*Aim of the exercise*
What lines of the data include the string "label"? Copy them all.

**********

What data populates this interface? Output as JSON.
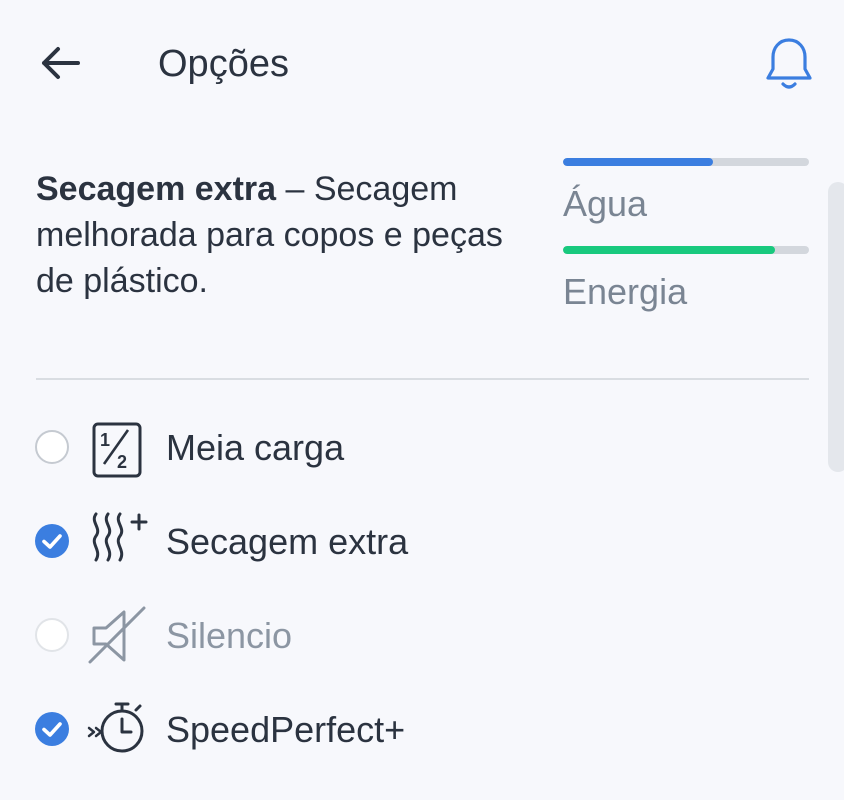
{
  "header": {
    "title": "Opções"
  },
  "description": {
    "bold": "Secagem extra",
    "rest": " – Secagem melhorada para copos e peças de plástico."
  },
  "meters": {
    "water": {
      "label": "Água",
      "fill_fraction": 0.61,
      "color": "#3b7ee0"
    },
    "energy": {
      "label": "Energia",
      "fill_fraction": 0.86,
      "color": "#18c97e"
    }
  },
  "options": [
    {
      "label": "Meia carga",
      "checked": false,
      "enabled": true,
      "icon": "half-load-icon"
    },
    {
      "label": "Secagem extra",
      "checked": true,
      "enabled": true,
      "icon": "extra-dry-icon"
    },
    {
      "label": "Silencio",
      "checked": false,
      "enabled": false,
      "icon": "silence-icon"
    },
    {
      "label": "SpeedPerfect+",
      "checked": true,
      "enabled": true,
      "icon": "speed-perfect-icon"
    }
  ],
  "colors": {
    "accent": "#3b7ee0",
    "energy": "#18c97e",
    "text": "#2b3340",
    "muted": "#8c96a3",
    "background": "#f7f8fc"
  }
}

**********

*Written response*
      "label": "Água",
      "label": "Energia",
      "label": "Meia carga",
      "label": "Secagem extra",
      "label": "Silencio",
      "label": "SpeedPerfect+",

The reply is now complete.